Lines containing the word "image" need to be counted. Please reply with how many there are, and nothing else.

§ **Exercise data**:
* start *

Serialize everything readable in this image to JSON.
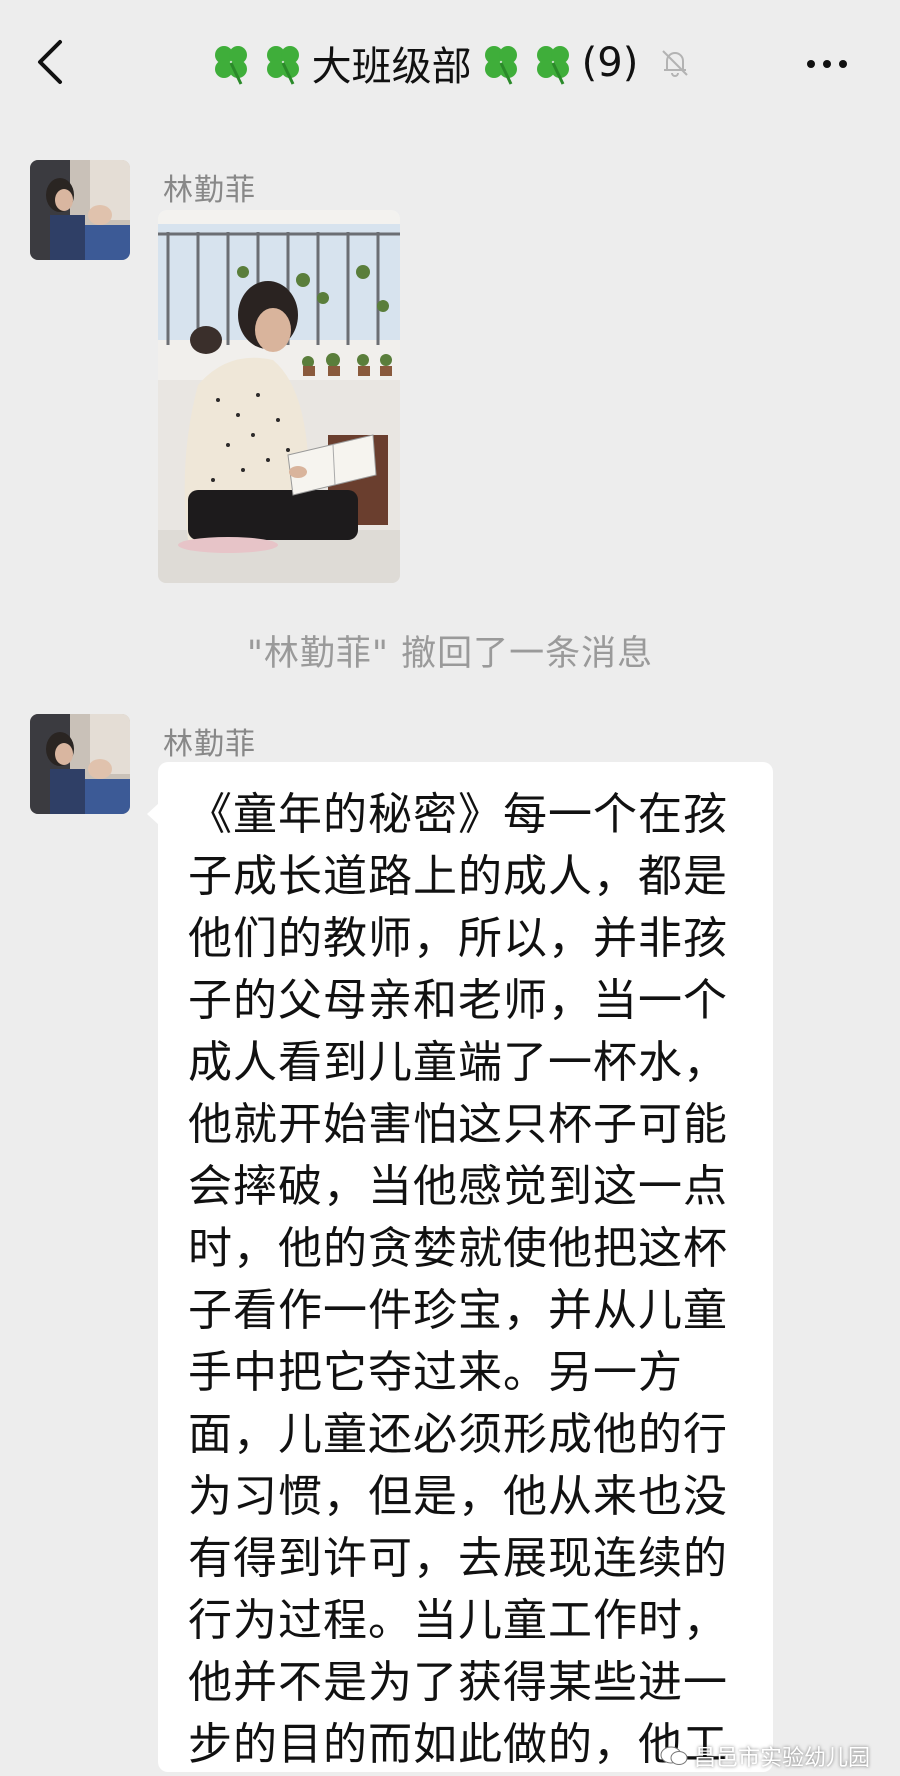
{
  "header": {
    "title": "大班级部",
    "count": "(9)",
    "back_icon": "chevron-left-icon",
    "mute_icon": "bell-off-icon",
    "more_icon": "more-dots-icon"
  },
  "messages": [
    {
      "sender": "林勤菲",
      "type": "image"
    },
    {
      "system": "\"林勤菲\" 撤回了一条消息"
    },
    {
      "sender": "林勤菲",
      "type": "text",
      "text": "《童年的秘密》每一个在孩子成长道路上的成人，都是他们的教师，所以，并非孩子的父母亲和老师，当一个成人看到儿童端了一杯水，他就开始害怕这只杯子可能会摔破，当他感觉到这一点时，他的贪婪就使他把这杯子看作一件珍宝，并从儿童手中把它夺过来。另一方面，儿童还必须形成他的行为习惯，但是，他从来也没有得到许可，去展现连续的行为过程。当儿童工作时，他并不是为了获得某些进一步的目的而如此做的，他工"
    }
  ],
  "watermark": "昌邑市实验幼儿园",
  "colors": {
    "background": "#ededed",
    "bubble": "#ffffff",
    "clover": "#3fae3a"
  }
}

* end *

§ **Solution to this task**: 2